= Charles Rasp =

Charles Rasp, born Hieronymous Salvator Lopez von Pereira, (7 October 1846 – 22 May 1907) is known as the first person to identify the economic potential of the ore deposits at Broken Hill, New South Wales, Australia.

He was born at Stuttgart, Duchy of Württemberg, where he was educated and he was trained in chemistry. He emigrated to Australia to improve his health in 1869 and worked at a variety of jobs on rural stations, eventually ending up at the Mount Gipps Station managed by George McCulloch, where he was employed as a boundary rider.

==Biography==
Inspired by the silver rush to nearby Silverton, he began to prospect in the area of Broken Hill.

One day while mustering sheep in the Broken Hill paddock towards the end of September 1883, he was struck by the mineral appearance and formation of the 'Broken Hill'. He joined forces with local contractors David James and James Poole, and they took out a mining lease on part of Broken Hill and sank a small shaft. Though discouraged by early assay results, they persisted and soon after were joined by four others (all working on Mount Gipps) forming the Syndicate of Seven. George McCulloch and Charles Rasp pegged out further leases which took in the whole of Broken Hill, the original name of which was said to be Wilyu-Wilyu-yong.

They were prospecting for tin, but early assay results found only low grade lead ore and traces of silver (Curtis, 1908). It was not until late 1884 or early 1885 that rich quantities of silver were found and BHP was floated to mine the leases. Rasp received an allocation of shares and, within five years, he was rich.

Rasp moved to Adelaide, married and dabbled in mining interests until his death in 1907.

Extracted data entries
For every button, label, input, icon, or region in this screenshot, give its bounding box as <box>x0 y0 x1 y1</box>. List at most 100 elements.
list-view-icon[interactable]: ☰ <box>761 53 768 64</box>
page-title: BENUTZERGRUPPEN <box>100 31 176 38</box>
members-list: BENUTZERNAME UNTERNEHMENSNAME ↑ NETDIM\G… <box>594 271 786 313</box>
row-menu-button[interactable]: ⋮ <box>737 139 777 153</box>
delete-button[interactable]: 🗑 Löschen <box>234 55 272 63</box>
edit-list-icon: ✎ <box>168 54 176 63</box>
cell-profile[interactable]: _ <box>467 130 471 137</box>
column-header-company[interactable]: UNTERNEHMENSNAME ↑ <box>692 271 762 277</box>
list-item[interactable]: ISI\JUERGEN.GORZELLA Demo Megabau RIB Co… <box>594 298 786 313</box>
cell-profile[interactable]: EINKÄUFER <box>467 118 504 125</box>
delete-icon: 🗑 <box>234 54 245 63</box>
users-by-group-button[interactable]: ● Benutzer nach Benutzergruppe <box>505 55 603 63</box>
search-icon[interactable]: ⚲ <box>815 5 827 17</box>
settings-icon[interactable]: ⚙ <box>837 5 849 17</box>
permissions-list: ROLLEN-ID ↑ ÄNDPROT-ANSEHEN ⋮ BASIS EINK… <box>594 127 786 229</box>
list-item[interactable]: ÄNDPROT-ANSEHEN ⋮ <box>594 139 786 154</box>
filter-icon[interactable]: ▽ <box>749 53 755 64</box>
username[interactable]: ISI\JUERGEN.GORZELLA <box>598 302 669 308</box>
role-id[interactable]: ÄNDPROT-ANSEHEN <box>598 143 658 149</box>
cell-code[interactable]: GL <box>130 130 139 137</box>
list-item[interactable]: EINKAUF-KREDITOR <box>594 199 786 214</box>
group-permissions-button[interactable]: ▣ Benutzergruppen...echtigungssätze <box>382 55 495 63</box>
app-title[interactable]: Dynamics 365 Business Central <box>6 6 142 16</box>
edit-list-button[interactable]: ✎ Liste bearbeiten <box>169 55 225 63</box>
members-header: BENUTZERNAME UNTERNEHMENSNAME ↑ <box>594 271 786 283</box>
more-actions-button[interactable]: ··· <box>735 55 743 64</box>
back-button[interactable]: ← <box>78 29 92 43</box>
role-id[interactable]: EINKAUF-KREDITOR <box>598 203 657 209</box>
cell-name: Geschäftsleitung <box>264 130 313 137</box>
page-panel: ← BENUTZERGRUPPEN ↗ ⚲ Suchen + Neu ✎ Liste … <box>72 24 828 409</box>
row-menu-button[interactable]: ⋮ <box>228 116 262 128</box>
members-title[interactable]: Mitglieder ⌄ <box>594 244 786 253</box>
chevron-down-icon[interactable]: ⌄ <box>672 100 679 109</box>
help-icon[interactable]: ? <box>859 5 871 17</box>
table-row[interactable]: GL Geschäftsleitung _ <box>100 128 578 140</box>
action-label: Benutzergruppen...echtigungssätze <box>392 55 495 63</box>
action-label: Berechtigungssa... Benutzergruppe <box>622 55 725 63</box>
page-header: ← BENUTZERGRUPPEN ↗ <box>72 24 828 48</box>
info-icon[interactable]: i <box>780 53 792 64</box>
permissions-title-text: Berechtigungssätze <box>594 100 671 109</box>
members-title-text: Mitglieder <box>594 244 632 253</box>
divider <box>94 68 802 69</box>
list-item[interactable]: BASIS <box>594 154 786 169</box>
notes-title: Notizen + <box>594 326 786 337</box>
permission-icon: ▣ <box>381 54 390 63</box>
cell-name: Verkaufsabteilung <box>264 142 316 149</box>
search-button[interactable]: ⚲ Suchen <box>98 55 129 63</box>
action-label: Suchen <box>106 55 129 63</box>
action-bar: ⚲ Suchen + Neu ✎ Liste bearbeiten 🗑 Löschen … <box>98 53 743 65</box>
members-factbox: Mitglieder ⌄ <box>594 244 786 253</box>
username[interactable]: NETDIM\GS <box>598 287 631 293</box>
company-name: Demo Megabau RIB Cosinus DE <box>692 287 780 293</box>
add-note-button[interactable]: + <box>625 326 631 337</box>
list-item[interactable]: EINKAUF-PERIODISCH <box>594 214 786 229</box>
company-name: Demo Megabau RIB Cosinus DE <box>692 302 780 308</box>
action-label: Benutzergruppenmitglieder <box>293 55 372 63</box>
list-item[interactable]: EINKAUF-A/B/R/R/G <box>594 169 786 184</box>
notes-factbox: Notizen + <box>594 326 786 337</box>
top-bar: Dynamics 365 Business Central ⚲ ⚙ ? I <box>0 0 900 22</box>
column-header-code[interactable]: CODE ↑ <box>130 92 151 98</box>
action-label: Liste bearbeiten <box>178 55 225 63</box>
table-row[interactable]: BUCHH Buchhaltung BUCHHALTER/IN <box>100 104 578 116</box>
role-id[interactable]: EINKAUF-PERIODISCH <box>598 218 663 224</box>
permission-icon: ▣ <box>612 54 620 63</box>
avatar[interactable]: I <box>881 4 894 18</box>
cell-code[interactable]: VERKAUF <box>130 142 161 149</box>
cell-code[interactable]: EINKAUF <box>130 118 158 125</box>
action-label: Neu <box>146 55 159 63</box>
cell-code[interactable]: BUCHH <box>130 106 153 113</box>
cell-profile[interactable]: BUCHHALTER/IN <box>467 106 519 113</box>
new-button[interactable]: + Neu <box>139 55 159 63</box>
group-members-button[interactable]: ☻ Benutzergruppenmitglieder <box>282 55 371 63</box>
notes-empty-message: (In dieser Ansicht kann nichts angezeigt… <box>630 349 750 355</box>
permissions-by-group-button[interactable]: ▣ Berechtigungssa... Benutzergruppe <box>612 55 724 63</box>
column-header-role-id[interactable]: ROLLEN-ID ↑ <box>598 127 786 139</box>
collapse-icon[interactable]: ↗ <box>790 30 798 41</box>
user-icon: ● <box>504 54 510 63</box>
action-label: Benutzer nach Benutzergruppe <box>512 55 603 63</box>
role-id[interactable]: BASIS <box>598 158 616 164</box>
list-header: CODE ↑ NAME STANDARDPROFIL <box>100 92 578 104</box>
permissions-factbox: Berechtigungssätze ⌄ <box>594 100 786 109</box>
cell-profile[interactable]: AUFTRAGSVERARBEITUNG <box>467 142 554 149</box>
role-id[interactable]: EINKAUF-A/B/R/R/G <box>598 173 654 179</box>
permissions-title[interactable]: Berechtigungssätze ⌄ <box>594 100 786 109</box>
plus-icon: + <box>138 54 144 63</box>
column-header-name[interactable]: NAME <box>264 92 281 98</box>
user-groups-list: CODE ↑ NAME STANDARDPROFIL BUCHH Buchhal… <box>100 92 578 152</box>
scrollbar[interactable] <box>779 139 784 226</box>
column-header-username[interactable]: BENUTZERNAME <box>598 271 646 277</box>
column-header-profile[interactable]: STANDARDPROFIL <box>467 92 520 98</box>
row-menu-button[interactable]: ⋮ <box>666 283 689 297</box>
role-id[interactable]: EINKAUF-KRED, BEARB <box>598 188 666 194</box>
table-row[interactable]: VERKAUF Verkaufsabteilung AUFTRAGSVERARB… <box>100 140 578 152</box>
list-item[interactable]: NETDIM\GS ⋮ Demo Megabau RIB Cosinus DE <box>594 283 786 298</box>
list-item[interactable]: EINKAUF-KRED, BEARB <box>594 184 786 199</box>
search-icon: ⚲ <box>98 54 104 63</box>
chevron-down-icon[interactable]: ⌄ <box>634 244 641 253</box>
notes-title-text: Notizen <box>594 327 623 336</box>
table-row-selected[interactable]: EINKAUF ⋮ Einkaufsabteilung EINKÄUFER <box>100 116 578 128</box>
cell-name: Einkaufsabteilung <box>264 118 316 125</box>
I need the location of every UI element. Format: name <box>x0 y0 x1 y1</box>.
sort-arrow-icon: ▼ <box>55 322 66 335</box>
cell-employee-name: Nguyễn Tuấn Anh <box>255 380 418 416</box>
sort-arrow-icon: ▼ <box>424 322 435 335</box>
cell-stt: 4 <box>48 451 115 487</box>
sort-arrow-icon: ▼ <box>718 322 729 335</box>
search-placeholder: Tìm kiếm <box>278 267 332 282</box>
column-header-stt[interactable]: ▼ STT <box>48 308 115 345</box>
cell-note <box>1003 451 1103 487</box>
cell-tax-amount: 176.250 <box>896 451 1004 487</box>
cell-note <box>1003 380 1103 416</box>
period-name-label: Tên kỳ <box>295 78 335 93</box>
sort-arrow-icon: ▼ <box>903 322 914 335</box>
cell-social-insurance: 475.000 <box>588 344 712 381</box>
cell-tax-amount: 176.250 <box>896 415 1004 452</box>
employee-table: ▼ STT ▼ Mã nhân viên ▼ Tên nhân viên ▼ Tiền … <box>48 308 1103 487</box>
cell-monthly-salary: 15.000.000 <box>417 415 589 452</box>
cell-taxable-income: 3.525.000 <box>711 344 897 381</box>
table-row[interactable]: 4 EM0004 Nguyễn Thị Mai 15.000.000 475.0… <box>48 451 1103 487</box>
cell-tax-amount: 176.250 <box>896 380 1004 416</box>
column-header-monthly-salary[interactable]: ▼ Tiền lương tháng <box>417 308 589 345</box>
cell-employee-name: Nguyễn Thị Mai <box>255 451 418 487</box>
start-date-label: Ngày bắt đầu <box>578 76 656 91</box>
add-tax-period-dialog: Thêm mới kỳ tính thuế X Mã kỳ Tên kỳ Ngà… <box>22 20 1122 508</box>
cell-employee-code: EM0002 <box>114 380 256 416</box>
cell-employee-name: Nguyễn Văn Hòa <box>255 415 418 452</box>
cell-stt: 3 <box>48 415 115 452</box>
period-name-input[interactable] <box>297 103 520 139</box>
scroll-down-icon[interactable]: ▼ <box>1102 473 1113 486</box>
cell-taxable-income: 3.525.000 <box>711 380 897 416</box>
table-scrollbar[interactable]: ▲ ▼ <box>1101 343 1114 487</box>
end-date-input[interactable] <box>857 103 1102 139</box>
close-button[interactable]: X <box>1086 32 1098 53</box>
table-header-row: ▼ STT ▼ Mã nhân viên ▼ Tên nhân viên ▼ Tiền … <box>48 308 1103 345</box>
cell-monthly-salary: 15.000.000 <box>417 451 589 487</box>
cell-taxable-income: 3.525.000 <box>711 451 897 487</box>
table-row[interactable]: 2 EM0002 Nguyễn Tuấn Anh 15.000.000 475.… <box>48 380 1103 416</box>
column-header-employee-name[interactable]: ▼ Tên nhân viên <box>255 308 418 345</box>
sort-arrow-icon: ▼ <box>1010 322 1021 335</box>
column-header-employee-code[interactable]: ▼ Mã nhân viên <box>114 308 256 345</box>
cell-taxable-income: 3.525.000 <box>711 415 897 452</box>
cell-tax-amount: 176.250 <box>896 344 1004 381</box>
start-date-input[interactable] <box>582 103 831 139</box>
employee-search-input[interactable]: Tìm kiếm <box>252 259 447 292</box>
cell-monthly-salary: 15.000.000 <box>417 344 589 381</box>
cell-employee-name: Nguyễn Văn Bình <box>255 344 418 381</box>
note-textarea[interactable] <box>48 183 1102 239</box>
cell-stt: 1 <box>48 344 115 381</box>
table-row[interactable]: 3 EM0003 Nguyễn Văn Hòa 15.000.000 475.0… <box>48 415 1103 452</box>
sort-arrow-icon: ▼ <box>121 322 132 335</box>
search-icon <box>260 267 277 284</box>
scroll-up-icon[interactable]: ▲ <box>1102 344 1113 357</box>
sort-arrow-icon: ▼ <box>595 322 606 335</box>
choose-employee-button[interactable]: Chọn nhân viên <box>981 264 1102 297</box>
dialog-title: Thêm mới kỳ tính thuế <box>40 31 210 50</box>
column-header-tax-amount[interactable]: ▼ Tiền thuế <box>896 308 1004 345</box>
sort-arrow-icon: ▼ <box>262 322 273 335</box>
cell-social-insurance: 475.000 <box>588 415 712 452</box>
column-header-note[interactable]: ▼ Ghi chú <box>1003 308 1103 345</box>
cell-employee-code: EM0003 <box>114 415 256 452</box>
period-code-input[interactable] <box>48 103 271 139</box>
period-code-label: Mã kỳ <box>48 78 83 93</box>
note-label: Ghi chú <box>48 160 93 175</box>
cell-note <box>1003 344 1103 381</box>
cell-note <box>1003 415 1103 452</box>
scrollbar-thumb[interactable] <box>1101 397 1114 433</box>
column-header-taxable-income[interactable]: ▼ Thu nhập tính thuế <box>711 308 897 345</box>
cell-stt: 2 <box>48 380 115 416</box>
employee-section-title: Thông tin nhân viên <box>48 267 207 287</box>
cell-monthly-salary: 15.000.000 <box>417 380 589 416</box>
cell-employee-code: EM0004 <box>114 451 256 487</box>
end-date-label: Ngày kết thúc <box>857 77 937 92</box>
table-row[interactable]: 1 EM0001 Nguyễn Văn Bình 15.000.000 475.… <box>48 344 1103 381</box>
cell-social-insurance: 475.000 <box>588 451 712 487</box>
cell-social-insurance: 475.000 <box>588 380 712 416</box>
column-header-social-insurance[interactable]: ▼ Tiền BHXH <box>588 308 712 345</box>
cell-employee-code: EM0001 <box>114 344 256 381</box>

#### Exercises to complete
1 – In the Charles Rasp article, what job did Rasp hold at the Mount Gipps Station?
2 – Please reproduce the stretch of the Charles Rasp article from "Charles Rasp, born" through "a boundary rider." without any changes.
3 – Turn the paragraph of the Charles Rasp article that begins "One day while mustering sheep" into a short list that keeps its main facts.
The records have nothing to do with the Charles Rasp article.

#### Answers to the exercise
1 – He was a boundary rider.

2 –
Charles Rasp, born Hieronymous Salvator Lopez von Pereira, (7 October 1846 – 22 May 1907) is known as the first person to identify the economic potential of the ore deposits at Broken Hill, New South Wales, Australia.

He was born at Stuttgart, Duchy of Württemberg, where he was educated and he was trained in chemistry. He emigrated to Australia to improve his health in 1869 and worked at a variety of jobs on rural stations, eventually ending up at the Mount Gipps Station managed by George McCulloch, where he was employed as a boundary rider.

3 –
- Near the end of September 1883, while mustering sheep in the Broken Hill paddock, Rasp noticed the mineral appearance and formation of the "Broken Hill."
- With local contractors David James and James Poole, he took out a mining lease on part of Broken Hill and sank a small shaft.
- Early assay results discouraged them, but they kept going.
- Four others, all working on Mount Gipps, joined them, forming the Syndicate of Seven.
- George McCulloch and Rasp pegged out more leases covering all of Broken Hill, whose original name was said to be Wilyu-Wilyu-yong.